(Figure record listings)
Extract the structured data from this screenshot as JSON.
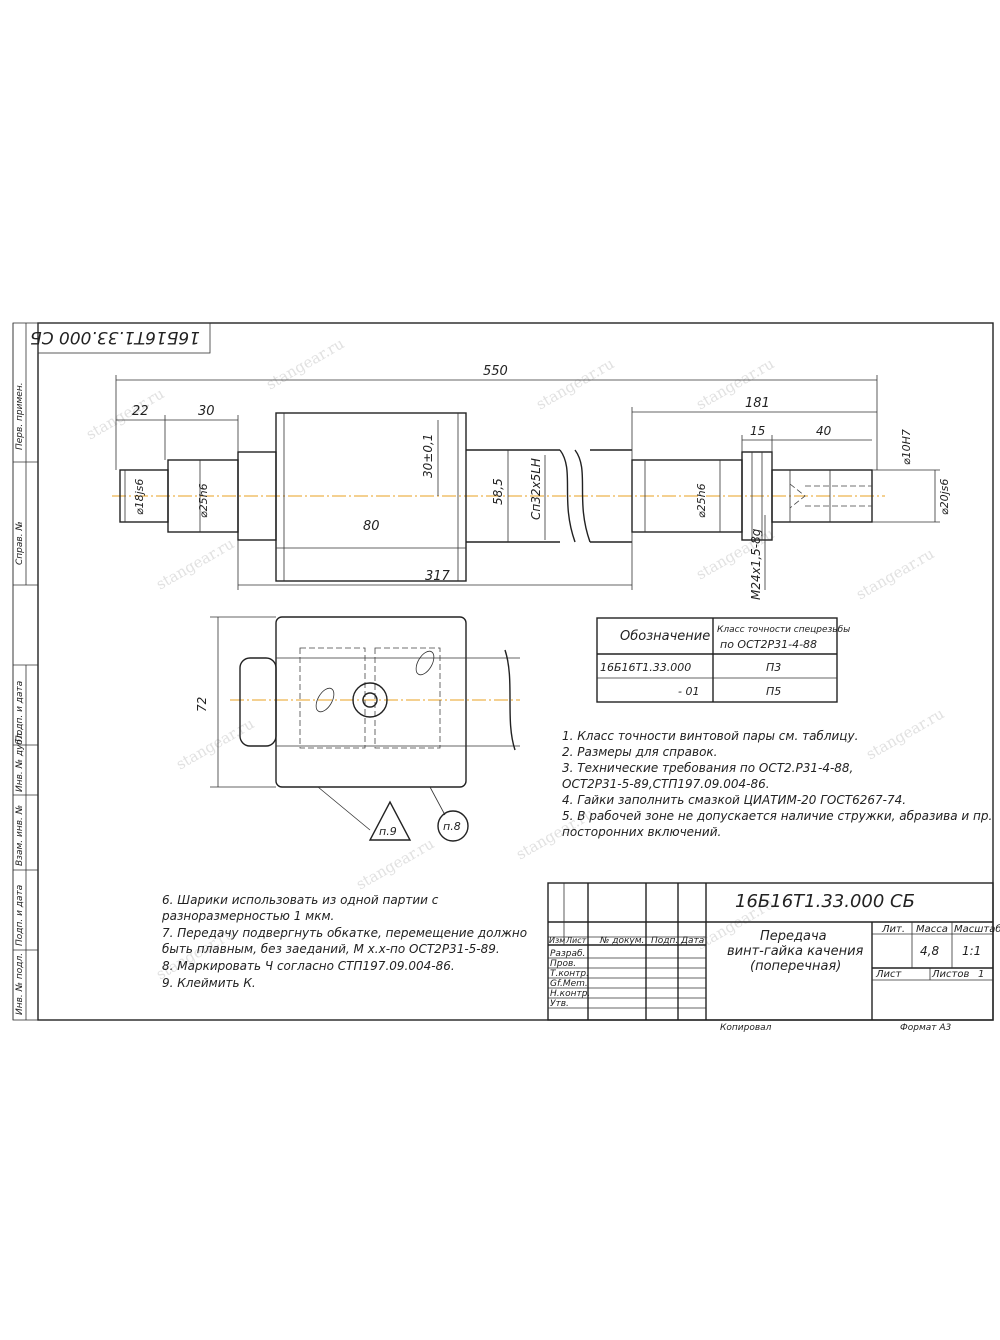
{
  "stamp_code_rotated": "16Б16Т1.33.000 СБ",
  "watermark": "stangear.ru",
  "dims": {
    "total_length": "550",
    "d22": "22",
    "d30": "30",
    "d181": "181",
    "d15": "15",
    "d40": "40",
    "d80": "80",
    "d317": "317",
    "d30_01": "30±0,1",
    "d58_5": "58,5",
    "thread": "Сп32х5LH",
    "m24": "M24х1,5-8g",
    "d72": "72",
    "dia18": "⌀18js6",
    "dia25_left": "⌀25h6",
    "dia25_right": "⌀25h6",
    "dia10": "⌀10H7",
    "dia20": "⌀20js6"
  },
  "marks": {
    "p9": "п.9",
    "p8": "п.8"
  },
  "table": {
    "h1": "Обозначение",
    "h2a": "Класс точности спецрезьбы",
    "h2b": "по ОСТ2Р31-4-88",
    "rows": [
      {
        "code": "16Б16Т1.33.000",
        "cls": "П3"
      },
      {
        "code": "- 01",
        "cls": "П5"
      }
    ]
  },
  "notes_right": [
    "1. Класс точности винтовой пары см. таблицу.",
    "2. Размеры для справок.",
    "3. Технические требования по ОСТ2.Р31-4-88,",
    "ОСТ2Р31-5-89,СТП197.09.004-86.",
    "4. Гайки заполнить смазкой ЦИАТИМ-20 ГОСТ6267-74.",
    "5. В рабочей зоне не допускается наличие стружки, абразива и пр.",
    "посторонних включений."
  ],
  "notes_left": [
    "6. Шарики использовать из одной партии с",
    "разноразмерностью 1 мкм.",
    "7. Передачу подвергнуть обкатке, перемещение должно",
    "быть плавным, без заеданий, М х.х-по ОСТ2Р31-5-89.",
    "8. Маркировать Ч согласно СТП197.09.004-86.",
    "9. Клеймить К."
  ],
  "side_labels": [
    "Перв. примен.",
    "Справ. №",
    "Подп. и дата",
    "Инв. № дубл.",
    "Взам. инв. №",
    "Подп. и дата",
    "Инв. № подл."
  ],
  "title_block": {
    "code": "16Б16Т1.33.000 СБ",
    "name1": "Передача",
    "name2": "винт-гайка качения",
    "name3": "(поперечная)",
    "lit": "Лит.",
    "massa": "Масса",
    "masshtab": "Масштаб",
    "mass_val": "4,8",
    "scale_val": "1:1",
    "list": "Лист",
    "listov": "Листов",
    "listov_val": "1",
    "izm": "Изм",
    "list_col": "Лист",
    "doc": "№ докум.",
    "podp": "Подп.",
    "data": "Дата",
    "roles": [
      "Разраб.",
      "Пров.",
      "Т.контр.",
      "Gf.Mem.",
      "Н.контр.",
      "Утв."
    ],
    "kopiroval": "Копировал",
    "format": "Формат  А3"
  }
}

> _WORK REQUIRED_
Copy each line above precisely, dropping the pictures.

> _WRITTEN ANSWER_
Extract the structured data from this screenshot as JSON.
{
  "stamp_code_rotated": "16Б16Т1.33.000 СБ",
  "watermark": "stangear.ru",
  "dims": {
    "total_length": "550",
    "d22": "22",
    "d30": "30",
    "d181": "181",
    "d15": "15",
    "d40": "40",
    "d80": "80",
    "d317": "317",
    "d30_01": "30±0,1",
    "d58_5": "58,5",
    "thread": "Сп32х5LH",
    "m24": "M24х1,5-8g",
    "d72": "72",
    "dia18": "⌀18js6",
    "dia25_left": "⌀25h6",
    "dia25_right": "⌀25h6",
    "dia10": "⌀10H7",
    "dia20": "⌀20js6"
  },
  "marks": {
    "p9": "п.9",
    "p8": "п.8"
  },
  "table": {
    "h1": "Обозначение",
    "h2a": "Класс точности спецрезьбы",
    "h2b": "по ОСТ2Р31-4-88",
    "rows": [
      {
        "code": "16Б16Т1.33.000",
        "cls": "П3"
      },
      {
        "code": "- 01",
        "cls": "П5"
      }
    ]
  },
  "notes_right": [
    "1. Класс точности винтовой пары см. таблицу.",
    "2. Размеры для справок.",
    "3. Технические требования по ОСТ2.Р31-4-88,",
    "ОСТ2Р31-5-89,СТП197.09.004-86.",
    "4. Гайки заполнить смазкой ЦИАТИМ-20 ГОСТ6267-74.",
    "5. В рабочей зоне не допускается наличие стружки, абразива и пр.",
    "посторонних включений."
  ],
  "notes_left": [
    "6. Шарики использовать из одной партии с",
    "разноразмерностью 1 мкм.",
    "7. Передачу подвергнуть обкатке, перемещение должно",
    "быть плавным, без заеданий, М х.х-по ОСТ2Р31-5-89.",
    "8. Маркировать Ч согласно СТП197.09.004-86.",
    "9. Клеймить К."
  ],
  "side_labels": [
    "Перв. примен.",
    "Справ. №",
    "Подп. и дата",
    "Инв. № дубл.",
    "Взам. инв. №",
    "Подп. и дата",
    "Инв. № подл."
  ],
  "title_block": {
    "code": "16Б16Т1.33.000 СБ",
    "name1": "Передача",
    "name2": "винт-гайка качения",
    "name3": "(поперечная)",
    "lit": "Лит.",
    "massa": "Масса",
    "masshtab": "Масштаб",
    "mass_val": "4,8",
    "scale_val": "1:1",
    "list": "Лист",
    "listov": "Листов",
    "listov_val": "1",
    "izm": "Изм",
    "list_col": "Лист",
    "doc": "№ докум.",
    "podp": "Подп.",
    "data": "Дата",
    "roles": [
      "Разраб.",
      "Пров.",
      "Т.контр.",
      "Gf.Mem.",
      "Н.контр.",
      "Утв."
    ],
    "kopiroval": "Копировал",
    "format": "Формат  А3"
  }
}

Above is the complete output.